--- DOCUMENT EXTRACT ---

How to Steal an Android Market App

One of the biggest fear plaguing any freelance application developer is piracy. All their hours and hours of work to bring you the next useful little app that they hope you’ll enjoy. So why shouldn’t they be compensated for their hard work. Sometimes however this fear can hurt a new platform more than it can help. That is why in this article I will show you how easy it is to steal even a protected android market app.

Step One – Rooting your phone

Rooting your android device is similar to jailbreaking your iPod Touch or iPhone. Basically gives you the ability to perform tasks normally reserved only for the ‘root’ user of the device. The method of rooting vary greatly depending on the device. I personally own a T-Mobile MyTouch 3G Limited Edition (fender) which is identical to the new T-Mobile MyTouch 3G v1.2 with the headphone jack on top, the only difference is design, and the size of the miniSDHC card that comes with it. I rooted my phone by following the instructions found in this XDA Developer forum thread. If you have one of the older MyTouches you can easily find how-to guides on the same forum corresponding to the Magic 32A and 32B.

--- MATERIAL SUPPLIED ---

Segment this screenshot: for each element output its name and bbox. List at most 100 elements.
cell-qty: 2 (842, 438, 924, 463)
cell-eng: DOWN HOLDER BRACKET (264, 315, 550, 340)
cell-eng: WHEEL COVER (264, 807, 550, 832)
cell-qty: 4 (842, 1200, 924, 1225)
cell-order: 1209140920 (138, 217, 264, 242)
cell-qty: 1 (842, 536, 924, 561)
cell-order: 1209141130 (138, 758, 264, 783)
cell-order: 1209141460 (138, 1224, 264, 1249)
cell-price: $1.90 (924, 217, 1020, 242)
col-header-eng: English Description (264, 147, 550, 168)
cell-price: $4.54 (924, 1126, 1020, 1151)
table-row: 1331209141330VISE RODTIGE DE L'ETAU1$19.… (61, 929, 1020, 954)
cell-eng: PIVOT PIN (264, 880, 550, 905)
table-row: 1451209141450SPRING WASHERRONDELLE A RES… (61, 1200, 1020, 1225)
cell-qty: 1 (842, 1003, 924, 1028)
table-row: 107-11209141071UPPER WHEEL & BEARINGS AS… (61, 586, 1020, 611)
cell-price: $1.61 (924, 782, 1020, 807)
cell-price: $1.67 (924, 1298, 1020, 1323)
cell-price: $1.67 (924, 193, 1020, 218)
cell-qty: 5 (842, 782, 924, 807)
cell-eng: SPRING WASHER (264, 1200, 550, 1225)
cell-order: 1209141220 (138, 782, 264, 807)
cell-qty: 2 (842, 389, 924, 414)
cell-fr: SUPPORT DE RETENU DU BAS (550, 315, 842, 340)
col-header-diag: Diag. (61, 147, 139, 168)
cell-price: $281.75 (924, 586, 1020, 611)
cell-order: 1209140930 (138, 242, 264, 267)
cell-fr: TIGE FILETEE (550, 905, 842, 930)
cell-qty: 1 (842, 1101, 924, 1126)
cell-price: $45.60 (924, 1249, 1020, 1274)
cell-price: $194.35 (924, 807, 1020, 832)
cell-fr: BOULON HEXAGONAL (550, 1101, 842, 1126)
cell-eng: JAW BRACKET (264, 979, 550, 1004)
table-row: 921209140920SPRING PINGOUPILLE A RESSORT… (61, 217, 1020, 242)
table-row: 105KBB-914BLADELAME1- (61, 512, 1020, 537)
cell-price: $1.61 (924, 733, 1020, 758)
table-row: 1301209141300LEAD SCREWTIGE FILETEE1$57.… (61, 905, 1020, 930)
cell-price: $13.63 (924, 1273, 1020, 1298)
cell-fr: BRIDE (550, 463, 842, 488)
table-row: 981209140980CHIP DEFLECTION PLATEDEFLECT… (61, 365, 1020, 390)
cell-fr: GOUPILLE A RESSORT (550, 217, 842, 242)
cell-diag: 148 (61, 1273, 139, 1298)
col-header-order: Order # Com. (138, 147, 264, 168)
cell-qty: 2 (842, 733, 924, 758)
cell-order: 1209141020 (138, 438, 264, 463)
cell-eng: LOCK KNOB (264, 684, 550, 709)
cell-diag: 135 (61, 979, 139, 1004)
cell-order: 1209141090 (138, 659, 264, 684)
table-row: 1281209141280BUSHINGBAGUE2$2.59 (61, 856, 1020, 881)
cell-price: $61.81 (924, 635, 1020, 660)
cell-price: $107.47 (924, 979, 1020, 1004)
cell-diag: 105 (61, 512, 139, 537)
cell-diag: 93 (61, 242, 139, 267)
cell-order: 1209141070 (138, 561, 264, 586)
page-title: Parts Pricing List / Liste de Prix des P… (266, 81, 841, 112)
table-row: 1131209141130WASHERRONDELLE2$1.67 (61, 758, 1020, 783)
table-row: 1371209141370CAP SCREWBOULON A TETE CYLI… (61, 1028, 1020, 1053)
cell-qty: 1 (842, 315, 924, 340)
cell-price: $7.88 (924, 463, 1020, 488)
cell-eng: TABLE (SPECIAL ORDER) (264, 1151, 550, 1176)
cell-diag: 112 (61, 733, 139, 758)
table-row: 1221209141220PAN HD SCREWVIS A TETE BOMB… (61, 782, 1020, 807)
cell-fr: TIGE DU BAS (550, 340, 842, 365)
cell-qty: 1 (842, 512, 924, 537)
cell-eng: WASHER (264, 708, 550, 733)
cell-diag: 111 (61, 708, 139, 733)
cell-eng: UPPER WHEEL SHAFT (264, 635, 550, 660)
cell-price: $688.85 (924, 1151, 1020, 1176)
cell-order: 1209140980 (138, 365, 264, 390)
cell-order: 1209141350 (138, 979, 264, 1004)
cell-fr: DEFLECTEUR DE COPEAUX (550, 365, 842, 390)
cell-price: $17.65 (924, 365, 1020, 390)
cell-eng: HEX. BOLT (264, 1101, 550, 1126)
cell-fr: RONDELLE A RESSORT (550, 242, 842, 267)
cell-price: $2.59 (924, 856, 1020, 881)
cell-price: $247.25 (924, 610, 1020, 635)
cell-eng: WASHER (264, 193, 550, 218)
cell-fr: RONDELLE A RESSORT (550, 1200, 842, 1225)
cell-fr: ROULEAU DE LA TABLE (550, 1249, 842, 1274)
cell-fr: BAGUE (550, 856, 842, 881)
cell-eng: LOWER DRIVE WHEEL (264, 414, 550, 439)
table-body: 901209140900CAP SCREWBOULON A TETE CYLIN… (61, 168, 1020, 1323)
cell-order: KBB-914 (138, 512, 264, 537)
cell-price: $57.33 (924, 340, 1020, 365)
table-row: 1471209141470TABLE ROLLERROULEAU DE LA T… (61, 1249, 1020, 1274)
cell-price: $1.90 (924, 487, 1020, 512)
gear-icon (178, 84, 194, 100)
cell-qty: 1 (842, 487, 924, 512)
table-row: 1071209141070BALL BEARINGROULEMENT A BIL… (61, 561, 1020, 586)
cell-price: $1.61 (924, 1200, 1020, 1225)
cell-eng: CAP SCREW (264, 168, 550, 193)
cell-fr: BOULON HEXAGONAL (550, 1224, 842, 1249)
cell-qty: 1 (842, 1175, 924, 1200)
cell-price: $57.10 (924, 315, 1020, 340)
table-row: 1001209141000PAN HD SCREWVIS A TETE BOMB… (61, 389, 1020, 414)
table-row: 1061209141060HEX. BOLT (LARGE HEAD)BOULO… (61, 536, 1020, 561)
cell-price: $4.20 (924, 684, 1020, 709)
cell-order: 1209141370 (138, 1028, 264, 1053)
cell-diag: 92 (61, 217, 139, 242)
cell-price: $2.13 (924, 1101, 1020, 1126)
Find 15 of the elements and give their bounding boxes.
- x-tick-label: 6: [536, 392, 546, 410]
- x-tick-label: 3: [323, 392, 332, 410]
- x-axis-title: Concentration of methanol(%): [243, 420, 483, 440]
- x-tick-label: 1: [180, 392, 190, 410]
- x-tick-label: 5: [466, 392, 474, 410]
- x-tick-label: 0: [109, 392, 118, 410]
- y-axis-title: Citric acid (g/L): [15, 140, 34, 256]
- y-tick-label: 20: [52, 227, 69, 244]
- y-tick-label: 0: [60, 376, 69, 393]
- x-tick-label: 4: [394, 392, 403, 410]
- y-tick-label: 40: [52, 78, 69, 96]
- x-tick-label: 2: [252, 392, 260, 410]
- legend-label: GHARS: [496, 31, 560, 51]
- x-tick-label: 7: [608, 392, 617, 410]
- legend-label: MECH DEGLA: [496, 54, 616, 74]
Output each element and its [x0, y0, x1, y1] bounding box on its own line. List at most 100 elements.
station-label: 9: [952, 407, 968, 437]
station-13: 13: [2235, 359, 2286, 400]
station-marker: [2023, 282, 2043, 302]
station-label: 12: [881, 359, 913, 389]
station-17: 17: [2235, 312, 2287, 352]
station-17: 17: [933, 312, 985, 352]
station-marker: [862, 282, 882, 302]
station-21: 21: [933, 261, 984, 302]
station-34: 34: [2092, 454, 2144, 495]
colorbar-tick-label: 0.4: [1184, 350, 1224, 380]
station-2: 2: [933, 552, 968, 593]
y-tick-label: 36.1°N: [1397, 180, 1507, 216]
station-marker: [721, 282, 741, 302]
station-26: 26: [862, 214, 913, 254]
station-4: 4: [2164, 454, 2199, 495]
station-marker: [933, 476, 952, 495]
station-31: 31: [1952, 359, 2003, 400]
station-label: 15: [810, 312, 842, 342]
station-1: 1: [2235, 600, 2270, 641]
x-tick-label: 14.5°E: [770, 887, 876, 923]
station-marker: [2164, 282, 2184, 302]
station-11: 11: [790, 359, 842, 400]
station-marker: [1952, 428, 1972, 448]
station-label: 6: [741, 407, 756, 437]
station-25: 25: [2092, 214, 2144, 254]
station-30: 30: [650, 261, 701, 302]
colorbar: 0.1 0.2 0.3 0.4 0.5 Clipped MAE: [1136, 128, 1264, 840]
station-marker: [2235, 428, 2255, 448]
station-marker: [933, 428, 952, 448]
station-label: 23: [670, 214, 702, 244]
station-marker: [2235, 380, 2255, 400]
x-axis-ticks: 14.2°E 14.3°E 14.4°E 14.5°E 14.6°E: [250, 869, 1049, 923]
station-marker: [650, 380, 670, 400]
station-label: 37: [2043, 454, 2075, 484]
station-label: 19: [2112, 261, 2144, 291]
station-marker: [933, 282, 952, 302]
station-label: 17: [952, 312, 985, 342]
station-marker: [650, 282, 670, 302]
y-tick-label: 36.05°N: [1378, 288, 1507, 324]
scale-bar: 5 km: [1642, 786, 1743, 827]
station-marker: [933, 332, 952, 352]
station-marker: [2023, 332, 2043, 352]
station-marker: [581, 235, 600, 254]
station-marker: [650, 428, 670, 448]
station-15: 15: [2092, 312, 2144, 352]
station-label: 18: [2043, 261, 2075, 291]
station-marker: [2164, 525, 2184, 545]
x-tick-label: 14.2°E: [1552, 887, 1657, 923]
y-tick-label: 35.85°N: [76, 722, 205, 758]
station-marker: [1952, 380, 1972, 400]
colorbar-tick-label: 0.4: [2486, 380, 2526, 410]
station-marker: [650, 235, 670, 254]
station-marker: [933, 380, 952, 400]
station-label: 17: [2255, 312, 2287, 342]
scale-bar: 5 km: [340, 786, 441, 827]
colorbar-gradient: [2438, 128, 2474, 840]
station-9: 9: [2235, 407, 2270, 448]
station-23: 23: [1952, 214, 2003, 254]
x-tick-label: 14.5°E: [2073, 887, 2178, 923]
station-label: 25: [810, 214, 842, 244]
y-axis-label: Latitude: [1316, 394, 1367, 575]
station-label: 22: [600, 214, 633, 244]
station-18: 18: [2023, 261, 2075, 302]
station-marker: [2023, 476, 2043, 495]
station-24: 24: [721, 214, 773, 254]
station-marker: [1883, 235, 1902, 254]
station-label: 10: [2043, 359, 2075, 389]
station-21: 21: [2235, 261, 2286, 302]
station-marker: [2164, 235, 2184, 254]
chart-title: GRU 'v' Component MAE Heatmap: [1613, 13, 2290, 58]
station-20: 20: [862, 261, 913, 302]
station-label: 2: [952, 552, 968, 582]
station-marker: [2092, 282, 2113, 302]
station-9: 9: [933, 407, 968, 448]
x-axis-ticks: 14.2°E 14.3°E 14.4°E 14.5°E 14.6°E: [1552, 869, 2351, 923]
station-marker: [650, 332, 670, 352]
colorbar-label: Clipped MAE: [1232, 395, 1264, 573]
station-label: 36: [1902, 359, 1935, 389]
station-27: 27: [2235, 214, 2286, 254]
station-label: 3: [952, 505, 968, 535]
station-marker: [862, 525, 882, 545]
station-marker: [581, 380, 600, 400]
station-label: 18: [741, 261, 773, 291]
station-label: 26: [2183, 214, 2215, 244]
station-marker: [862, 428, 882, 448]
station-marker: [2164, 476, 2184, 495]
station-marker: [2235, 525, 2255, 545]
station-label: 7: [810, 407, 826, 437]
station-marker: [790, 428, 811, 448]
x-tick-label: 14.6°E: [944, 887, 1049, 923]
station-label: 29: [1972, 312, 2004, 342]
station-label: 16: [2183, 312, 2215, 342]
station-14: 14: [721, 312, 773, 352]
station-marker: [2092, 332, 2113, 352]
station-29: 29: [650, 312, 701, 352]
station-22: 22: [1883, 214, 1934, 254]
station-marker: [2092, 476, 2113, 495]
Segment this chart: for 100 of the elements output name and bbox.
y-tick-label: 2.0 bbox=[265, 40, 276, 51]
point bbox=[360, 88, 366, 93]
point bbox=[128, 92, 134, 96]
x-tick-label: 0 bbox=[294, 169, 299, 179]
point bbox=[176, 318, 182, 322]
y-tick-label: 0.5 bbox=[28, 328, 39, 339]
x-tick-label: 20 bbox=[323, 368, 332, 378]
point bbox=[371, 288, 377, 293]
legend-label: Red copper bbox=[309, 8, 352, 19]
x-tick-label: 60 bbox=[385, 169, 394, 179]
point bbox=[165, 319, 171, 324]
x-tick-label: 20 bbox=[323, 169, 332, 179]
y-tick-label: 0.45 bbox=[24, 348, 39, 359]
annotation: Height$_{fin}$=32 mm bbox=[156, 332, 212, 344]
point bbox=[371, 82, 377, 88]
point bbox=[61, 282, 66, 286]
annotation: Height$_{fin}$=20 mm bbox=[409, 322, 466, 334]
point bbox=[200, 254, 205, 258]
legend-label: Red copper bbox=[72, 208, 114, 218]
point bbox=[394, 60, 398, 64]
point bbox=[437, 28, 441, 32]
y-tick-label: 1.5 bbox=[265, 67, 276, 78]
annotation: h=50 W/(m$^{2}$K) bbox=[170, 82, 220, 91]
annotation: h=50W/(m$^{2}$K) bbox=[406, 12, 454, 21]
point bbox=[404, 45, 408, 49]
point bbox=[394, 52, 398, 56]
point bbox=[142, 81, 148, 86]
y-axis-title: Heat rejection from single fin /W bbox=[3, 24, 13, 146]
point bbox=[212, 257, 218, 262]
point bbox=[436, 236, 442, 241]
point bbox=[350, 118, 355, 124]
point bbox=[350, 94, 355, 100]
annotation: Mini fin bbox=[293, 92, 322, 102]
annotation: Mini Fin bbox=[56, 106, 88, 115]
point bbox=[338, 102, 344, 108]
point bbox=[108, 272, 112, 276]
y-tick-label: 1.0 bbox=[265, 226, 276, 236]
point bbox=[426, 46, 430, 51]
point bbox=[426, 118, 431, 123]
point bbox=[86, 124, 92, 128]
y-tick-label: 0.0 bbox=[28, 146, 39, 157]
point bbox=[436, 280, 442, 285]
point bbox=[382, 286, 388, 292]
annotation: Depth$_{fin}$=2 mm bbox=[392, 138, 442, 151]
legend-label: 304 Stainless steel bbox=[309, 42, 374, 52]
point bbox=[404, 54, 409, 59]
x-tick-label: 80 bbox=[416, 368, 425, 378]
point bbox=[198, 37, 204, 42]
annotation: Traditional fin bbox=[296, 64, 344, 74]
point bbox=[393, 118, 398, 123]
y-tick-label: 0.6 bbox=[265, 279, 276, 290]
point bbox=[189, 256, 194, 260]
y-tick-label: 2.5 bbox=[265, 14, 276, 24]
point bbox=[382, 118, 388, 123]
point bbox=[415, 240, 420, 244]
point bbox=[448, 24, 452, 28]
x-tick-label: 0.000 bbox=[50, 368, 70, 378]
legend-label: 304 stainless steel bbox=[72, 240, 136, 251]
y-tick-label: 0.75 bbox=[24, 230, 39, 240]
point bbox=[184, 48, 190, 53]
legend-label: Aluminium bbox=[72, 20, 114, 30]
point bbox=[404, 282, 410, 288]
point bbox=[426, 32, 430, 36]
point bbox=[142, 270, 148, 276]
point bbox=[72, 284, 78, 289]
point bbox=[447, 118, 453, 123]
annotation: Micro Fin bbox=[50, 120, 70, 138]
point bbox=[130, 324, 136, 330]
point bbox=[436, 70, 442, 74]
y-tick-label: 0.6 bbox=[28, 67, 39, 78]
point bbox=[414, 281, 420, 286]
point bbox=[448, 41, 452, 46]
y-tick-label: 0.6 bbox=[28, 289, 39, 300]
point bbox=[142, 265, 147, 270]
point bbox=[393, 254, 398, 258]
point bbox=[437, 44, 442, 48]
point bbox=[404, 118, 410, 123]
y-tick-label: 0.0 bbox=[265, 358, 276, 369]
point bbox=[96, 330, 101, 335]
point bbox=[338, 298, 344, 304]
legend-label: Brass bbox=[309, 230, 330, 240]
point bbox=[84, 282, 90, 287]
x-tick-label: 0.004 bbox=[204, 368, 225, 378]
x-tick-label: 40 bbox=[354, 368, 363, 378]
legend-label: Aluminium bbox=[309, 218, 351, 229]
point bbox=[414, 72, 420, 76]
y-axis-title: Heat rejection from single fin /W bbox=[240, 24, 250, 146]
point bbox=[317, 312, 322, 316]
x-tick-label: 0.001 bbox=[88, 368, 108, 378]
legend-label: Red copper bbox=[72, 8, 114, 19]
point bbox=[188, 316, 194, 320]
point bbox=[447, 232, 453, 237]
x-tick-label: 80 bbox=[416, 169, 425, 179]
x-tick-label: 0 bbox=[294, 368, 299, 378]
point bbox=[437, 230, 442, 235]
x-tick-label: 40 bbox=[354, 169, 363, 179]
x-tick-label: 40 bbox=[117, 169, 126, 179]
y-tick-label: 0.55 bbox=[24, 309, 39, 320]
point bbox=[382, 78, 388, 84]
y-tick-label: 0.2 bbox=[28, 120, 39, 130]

---

● REQUIRED ACTION:
In the article on stealing an Android Market app, what is rooting an Android device said to be similar to?

● WRITTEN REPLY:
Jailbreaking an iPod Touch or iPhone.